--- Begin Provided entries ---

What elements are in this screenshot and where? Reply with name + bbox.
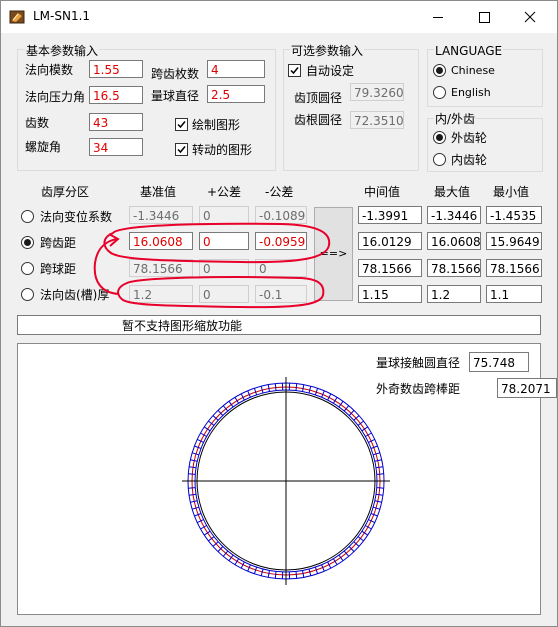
gear-tooth-mark — [188, 493, 197, 496]
gear-tooth-mark — [274, 571, 277, 579]
gear-tooth-mark — [295, 571, 298, 579]
status-bar: 暂不支持图形缩放功能 — [17, 315, 541, 335]
gear-tooth-mark — [376, 473, 384, 475]
annotation-circle-top — [103, 222, 331, 264]
gear-graph-canvas: 量球接触圆直径 75.748 外奇数齿跨棒距 78.2071 — [17, 343, 557, 615]
annotation-arrow — [93, 238, 120, 295]
gear-tooth-mark — [188, 487, 196, 489]
gear-tooth-mark — [188, 466, 197, 469]
gear-tooth-mark — [376, 487, 384, 489]
gear-tooth-mark — [375, 466, 384, 469]
gear-tooth-mark — [295, 383, 298, 391]
gear-tooth-mark — [188, 473, 196, 475]
gear-tooth-mark — [267, 570, 270, 578]
gear-tooth-mark — [267, 384, 270, 392]
app-window: LM-SN1.1 基本参数输入 法向模数 1.55 法向压力角 16.5 齿数 … — [0, 0, 558, 627]
status-text: 暂不支持图形缩放功能 — [122, 319, 243, 333]
gear-tooth-mark — [274, 383, 277, 391]
gear-drawing — [182, 377, 390, 585]
gear-tooth-mark — [375, 493, 384, 496]
gear-tooth-mark — [302, 384, 305, 392]
gear-tooth-mark — [302, 570, 305, 578]
annotation-circle-bottom — [117, 276, 325, 309]
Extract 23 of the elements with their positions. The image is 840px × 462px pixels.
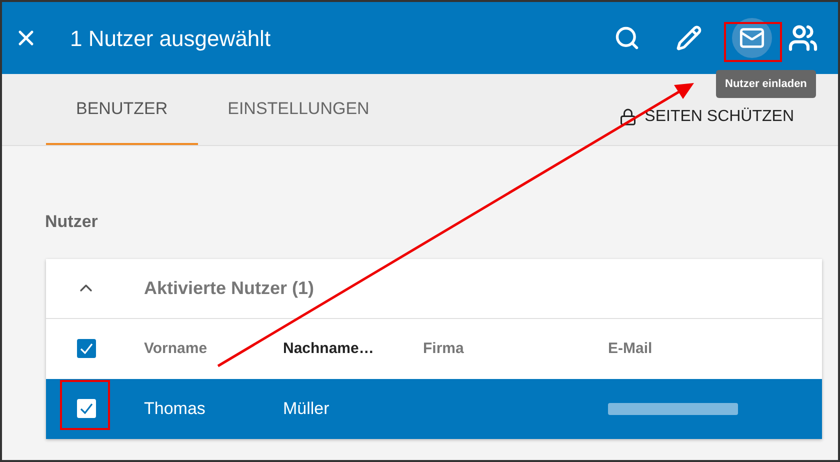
pencil-icon[interactable] — [676, 25, 702, 51]
column-header[interactable]: Nachname… — [283, 340, 374, 356]
highlight-frame — [60, 380, 110, 430]
tab[interactable]: BENUTZER — [46, 75, 198, 145]
checkbox[interactable] — [77, 339, 96, 358]
column-header[interactable]: Firma — [423, 340, 464, 356]
table-cell: Müller — [283, 398, 330, 418]
section-title: Nutzer — [45, 211, 98, 233]
lock-icon — [618, 108, 637, 126]
tab[interactable]: EINSTELLUNGEN — [198, 75, 400, 145]
column-header[interactable]: Vorname — [144, 340, 208, 356]
app-title: 1 Nutzer ausgewählt — [70, 24, 271, 53]
group-title: Aktivierte Nutzer (1) — [144, 276, 314, 300]
highlight-frame — [724, 22, 782, 62]
column-header[interactable]: E-Mail — [608, 340, 652, 356]
table-row[interactable]: Thomas Müller — [46, 378, 822, 438]
check-icon — [80, 403, 93, 414]
search-icon[interactable] — [614, 25, 640, 51]
check-icon — [80, 343, 93, 354]
mail-icon[interactable] — [732, 18, 772, 58]
users-icon[interactable] — [788, 23, 818, 53]
table-cell: Thomas — [144, 398, 206, 418]
tooltip: Nutzer einladen — [716, 70, 816, 98]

--- End Provided entries ---

[What is expected]
Copy out word for word the lines of the data between the line holding "gear-tooth-mark — [188, 493, 197, 496]" and the line holding "status-text: 暂不支持图形缩放功能 —", inclusive.

[Response to this exercise]
gear-tooth-mark — [188, 493, 197, 496]
gear-tooth-mark — [274, 571, 277, 579]
gear-tooth-mark — [295, 571, 298, 579]
status-bar: 暂不支持图形缩放功能 — [17, 315, 541, 335]
gear-tooth-mark — [376, 473, 384, 475]
annotation-circle-top — [103, 222, 331, 264]
gear-graph-canvas: 量球接触圆直径 75.748 外奇数齿跨棒距 78.2071 — [17, 343, 557, 615]
annotation-arrow — [93, 238, 120, 295]
gear-tooth-mark — [188, 487, 196, 489]
gear-tooth-mark — [188, 466, 197, 469]
gear-tooth-mark — [376, 487, 384, 489]
gear-tooth-mark — [375, 466, 384, 469]
gear-tooth-mark — [295, 383, 298, 391]
gear-tooth-mark — [188, 473, 196, 475]
gear-tooth-mark — [267, 570, 270, 578]
gear-tooth-mark — [267, 384, 270, 392]
app-window: LM-SN1.1 基本参数输入 法向模数 1.55 法向压力角 16.5 齿数 … — [0, 0, 558, 627]
status-text: 暂不支持图形缩放功能 — [122, 319, 243, 333]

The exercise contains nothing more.